Stored data entries:
»»

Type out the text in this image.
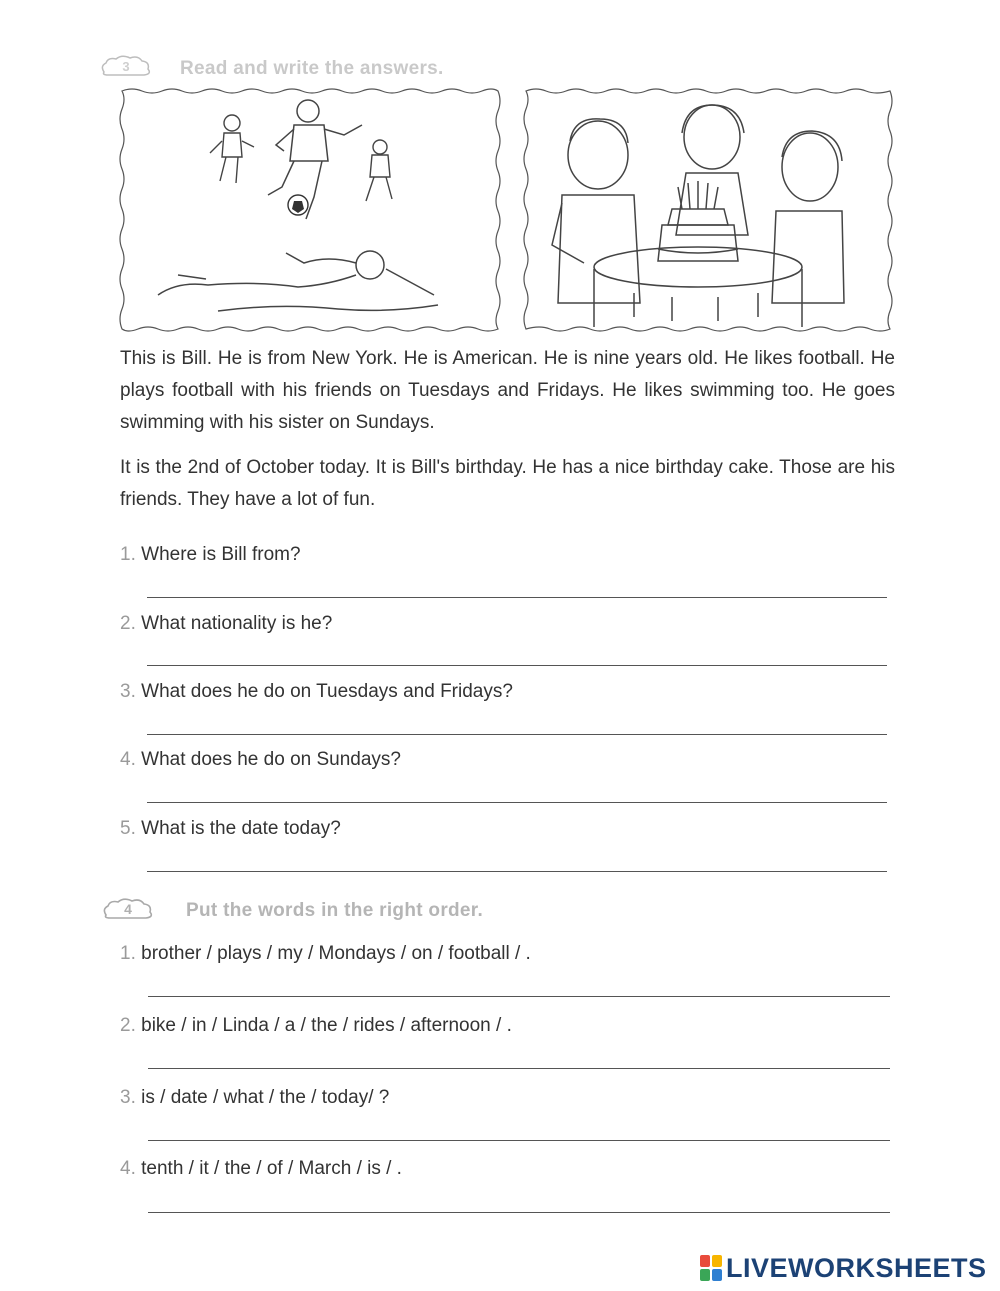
3	Read and write the answers.
This is Bill. He is from New York. He is American. He is nine years old. He likes football. He plays football with his friends on Tuesdays and Fridays. He likes swimming too. He goes swimming with his sister on Sundays.
It is the 2nd of October today. It is Bill's birthday. He has a nice birthday cake. Those are his friends. They have a lot of fun.
1. Where is Bill from?
2. What nationality is he?
3. What does he do on Tuesdays and Fridays?
4. What does he do on Sundays?
5. What is the date today?
4	Put the words in the right order.
1. brother / plays / my / Mondays / on / football / .
2. bike / in / Linda / a / the / rides / afternoon / .
3. is / date / what / the / today/ ?
4. tenth / it / the / of / March / is / .
LIVEWORKSHEETS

««

## Given request
Exact duplication of all the records is required; pictures are omitted from the copy.

## Completed task
Type out the text in this image.
3	Read and write the answers.
This is Bill. He is from New York. He is American. He is nine years old. He likes football. He plays football with his friends on Tuesdays and Fridays. He likes swimming too. He goes swimming with his sister on Sundays.
It is the 2nd of October today. It is Bill's birthday. He has a nice birthday cake. Those are his friends. They have a lot of fun.
1. Where is Bill from?
2. What nationality is he?
3. What does he do on Tuesdays and Fridays?
4. What does he do on Sundays?
5. What is the date today?
4	Put the words in the right order.
1. brother / plays / my / Mondays / on / football / .
2. bike / in / Linda / a / the / rides / afternoon / .
3. is / date / what / the / today/ ?
4. tenth / it / the / of / March / is / .
LIVEWORKSHEETS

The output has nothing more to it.